[Data records]

++++

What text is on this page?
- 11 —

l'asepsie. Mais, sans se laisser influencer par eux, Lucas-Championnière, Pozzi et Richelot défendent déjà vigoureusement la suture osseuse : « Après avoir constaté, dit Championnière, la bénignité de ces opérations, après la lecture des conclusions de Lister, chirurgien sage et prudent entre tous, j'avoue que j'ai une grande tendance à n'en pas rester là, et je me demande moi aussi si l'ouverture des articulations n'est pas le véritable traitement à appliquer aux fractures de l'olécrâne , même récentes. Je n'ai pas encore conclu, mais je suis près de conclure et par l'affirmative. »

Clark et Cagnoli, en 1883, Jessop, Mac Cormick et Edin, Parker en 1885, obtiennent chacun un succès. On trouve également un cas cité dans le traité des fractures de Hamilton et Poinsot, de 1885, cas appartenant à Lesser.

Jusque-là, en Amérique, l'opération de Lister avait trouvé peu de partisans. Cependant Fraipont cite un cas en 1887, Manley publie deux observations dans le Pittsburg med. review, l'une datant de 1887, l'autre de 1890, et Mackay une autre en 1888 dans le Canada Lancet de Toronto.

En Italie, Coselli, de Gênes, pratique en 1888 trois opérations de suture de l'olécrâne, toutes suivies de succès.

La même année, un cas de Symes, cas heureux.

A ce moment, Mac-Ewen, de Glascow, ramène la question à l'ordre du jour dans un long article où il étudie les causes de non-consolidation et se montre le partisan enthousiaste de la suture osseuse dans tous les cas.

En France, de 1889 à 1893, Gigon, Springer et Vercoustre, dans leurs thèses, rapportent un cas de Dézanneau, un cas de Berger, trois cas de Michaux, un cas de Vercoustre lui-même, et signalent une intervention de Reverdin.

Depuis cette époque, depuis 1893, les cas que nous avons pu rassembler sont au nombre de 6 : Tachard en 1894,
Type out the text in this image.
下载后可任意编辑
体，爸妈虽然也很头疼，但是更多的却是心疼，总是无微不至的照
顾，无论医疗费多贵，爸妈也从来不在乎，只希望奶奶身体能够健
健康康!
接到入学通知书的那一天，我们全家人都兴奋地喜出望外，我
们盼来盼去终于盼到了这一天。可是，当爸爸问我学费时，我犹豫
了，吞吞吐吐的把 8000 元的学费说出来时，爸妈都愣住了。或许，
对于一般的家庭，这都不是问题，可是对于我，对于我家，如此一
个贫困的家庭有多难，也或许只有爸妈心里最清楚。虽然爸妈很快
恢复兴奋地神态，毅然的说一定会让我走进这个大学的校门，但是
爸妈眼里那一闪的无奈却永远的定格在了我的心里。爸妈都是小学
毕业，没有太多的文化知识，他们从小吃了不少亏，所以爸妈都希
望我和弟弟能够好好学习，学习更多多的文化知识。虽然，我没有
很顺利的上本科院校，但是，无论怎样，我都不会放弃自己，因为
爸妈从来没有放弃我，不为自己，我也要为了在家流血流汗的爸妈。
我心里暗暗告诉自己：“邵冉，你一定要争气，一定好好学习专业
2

++++

Quote each line above in full, word for word.

_Result of this task_
What text is on this page?
- 11 —

l'asepsie. Mais, sans se laisser influencer par eux, Lucas-Championnière, Pozzi et Richelot défendent déjà vigoureusement la suture osseuse : « Après avoir constaté, dit Championnière, la bénignité de ces opérations, après la lecture des conclusions de Lister, chirurgien sage et prudent entre tous, j'avoue que j'ai une grande tendance à n'en pas rester là, et je me demande moi aussi si l'ouverture des articulations n'est pas le véritable traitement à appliquer aux fractures de l'olécrâne , même récentes. Je n'ai pas encore conclu, mais je suis près de conclure et par l'affirmative. »

Clark et Cagnoli, en 1883, Jessop, Mac Cormick et Edin, Parker en 1885, obtiennent chacun un succès. On trouve également un cas cité dans le traité des fractures de Hamilton et Poinsot, de 1885, cas appartenant à Lesser.

Jusque-là, en Amérique, l'opération de Lister avait trouvé peu de partisans. Cependant Fraipont cite un cas en 1887, Manley publie deux observations dans le Pittsburg med. review, l'une datant de 1887, l'autre de 1890, et Mackay une autre en 1888 dans le Canada Lancet de Toronto.

En Italie, Coselli, de Gênes, pratique en 1888 trois opérations de suture de l'olécrâne, toutes suivies de succès.

La même année, un cas de Symes, cas heureux.

A ce moment, Mac-Ewen, de Glascow, ramène la question à l'ordre du jour dans un long article où il étudie les causes de non-consolidation et se montre le partisan enthousiaste de la suture osseuse dans tous les cas.

En France, de 1889 à 1893, Gigon, Springer et Vercoustre, dans leurs thèses, rapportent un cas de Dézanneau, un cas de Berger, trois cas de Michaux, un cas de Vercoustre lui-même, et signalent une intervention de Reverdin.

Depuis cette époque, depuis 1893, les cas que nous avons pu rassembler sont au nombre de 6 : Tachard en 1894,
Type out the text in this image.
下载后可任意编辑
体，爸妈虽然也很头疼，但是更多的却是心疼，总是无微不至的照
顾，无论医疗费多贵，爸妈也从来不在乎，只希望奶奶身体能够健
健康康!
接到入学通知书的那一天，我们全家人都兴奋地喜出望外，我
们盼来盼去终于盼到了这一天。可是，当爸爸问我学费时，我犹豫
了，吞吞吐吐的把 8000 元的学费说出来时，爸妈都愣住了。或许，
对于一般的家庭，这都不是问题，可是对于我，对于我家，如此一
个贫困的家庭有多难，也或许只有爸妈心里最清楚。虽然爸妈很快
恢复兴奋地神态，毅然的说一定会让我走进这个大学的校门，但是
爸妈眼里那一闪的无奈却永远的定格在了我的心里。爸妈都是小学
毕业，没有太多的文化知识，他们从小吃了不少亏，所以爸妈都希
望我和弟弟能够好好学习，学习更多多的文化知识。虽然，我没有
很顺利的上本科院校，但是，无论怎样，我都不会放弃自己，因为
爸妈从来没有放弃我，不为自己，我也要为了在家流血流汗的爸妈。
我心里暗暗告诉自己：“邵冉，你一定要争气，一定好好学习专业
2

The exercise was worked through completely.